===== INFORMATION PROVIDED
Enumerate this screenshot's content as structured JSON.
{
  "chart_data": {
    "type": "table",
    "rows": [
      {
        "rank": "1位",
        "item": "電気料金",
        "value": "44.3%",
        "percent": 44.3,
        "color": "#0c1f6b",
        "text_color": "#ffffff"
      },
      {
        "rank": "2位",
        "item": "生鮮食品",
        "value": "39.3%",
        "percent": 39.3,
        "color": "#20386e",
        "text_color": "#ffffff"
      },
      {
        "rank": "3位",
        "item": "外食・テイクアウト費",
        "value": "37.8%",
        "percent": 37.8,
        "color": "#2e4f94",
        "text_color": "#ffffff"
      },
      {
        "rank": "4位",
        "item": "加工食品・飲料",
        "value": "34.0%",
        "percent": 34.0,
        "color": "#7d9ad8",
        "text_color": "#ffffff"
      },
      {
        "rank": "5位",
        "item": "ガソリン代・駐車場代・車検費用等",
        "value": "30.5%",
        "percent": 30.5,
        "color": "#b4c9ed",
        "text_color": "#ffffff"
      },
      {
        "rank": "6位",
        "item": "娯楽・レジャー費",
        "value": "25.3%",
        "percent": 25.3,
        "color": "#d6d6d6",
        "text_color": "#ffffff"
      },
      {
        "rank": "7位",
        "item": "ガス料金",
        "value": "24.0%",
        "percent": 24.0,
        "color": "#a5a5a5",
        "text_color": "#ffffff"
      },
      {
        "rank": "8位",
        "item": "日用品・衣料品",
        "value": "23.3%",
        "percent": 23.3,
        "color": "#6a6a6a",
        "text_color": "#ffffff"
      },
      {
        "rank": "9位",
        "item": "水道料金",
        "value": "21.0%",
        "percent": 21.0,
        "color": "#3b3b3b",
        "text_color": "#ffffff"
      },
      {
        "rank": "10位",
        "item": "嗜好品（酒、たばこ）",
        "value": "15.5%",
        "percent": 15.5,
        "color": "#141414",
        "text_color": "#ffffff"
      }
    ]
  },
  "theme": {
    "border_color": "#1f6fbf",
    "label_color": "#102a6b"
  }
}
==========
-- EXERCISE BRIEF --
State how many lines of the records above contain the word "item", giving only that number.

-- SOLUTION --
10